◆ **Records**
(begin)
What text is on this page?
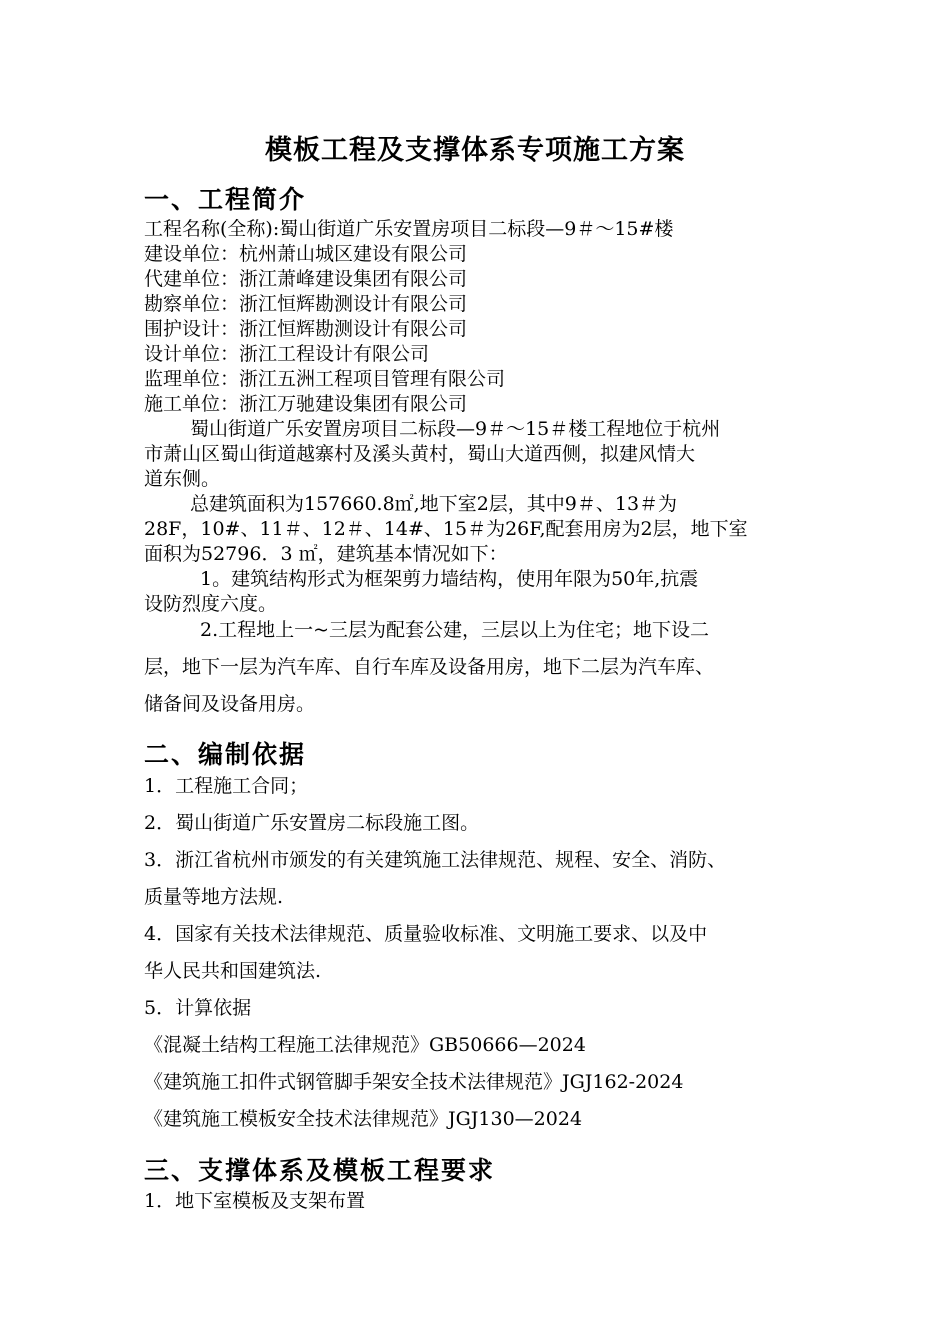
模板工程及支撑体系专项施工方案
一、工程简介
工程名称(全称):蜀山街道广乐安置房项目二标段—9＃～15#楼
建设单位：杭州萧山城区建设有限公司
代建单位：浙江萧峰建设集团有限公司
勘察单位：浙江恒辉勘测设计有限公司
围护设计：浙江恒辉勘测设计有限公司
设计单位：浙江工程设计有限公司
监理单位：浙江五洲工程项目管理有限公司
施工单位：浙江万驰建设集团有限公司
蜀山街道广乐安置房项目二标段—9＃～15＃楼工程地位于杭州
市萧山区蜀山街道越寨村及溪头黄村，蜀山大道西侧，拟建风情大
道东侧。
总建筑面积为157660.8㎡,地下室2层，其中9＃、13＃为
28F，10#、11＃、12＃、14#、15＃为26F,配套用房为2层，地下室
面积为52796．3 ㎡，建筑基本情况如下：
1。建筑结构形式为框架剪力墙结构，使用年限为50年,抗震
设防烈度六度。
2.工程地上一~三层为配套公建，三层以上为住宅；地下设二
层，地下一层为汽车库、自行车库及设备用房，地下二层为汽车库、
储备间及设备用房。
二、编制依据
1．工程施工合同；
2．蜀山街道广乐安置房二标段施工图。
3．浙江省杭州市颁发的有关建筑施工法律规范、规程、安全、消防、
质量等地方法规.
4．国家有关技术法律规范、质量验收标准、文明施工要求、以及中
华人民共和国建筑法.
5．计算依据
《混凝土结构工程施工法律规范》GB50666—2024
《建筑施工扣件式钢管脚手架安全技术法律规范》JGJ162-2024
《建筑施工模板安全技术法律规范》JGJ130—2024
三、支撑体系及模板工程要求
1．地下室模板及支架布置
(end)
◆ **INSTRUCTIONS FOR THE TASK**
Track down every line holding the string "浙江恒辉勘测设计有限公司" and copy it.

◆ **EXERCISE SOLUTION**
勘察单位：浙江恒辉勘测设计有限公司
围护设计：浙江恒辉勘测设计有限公司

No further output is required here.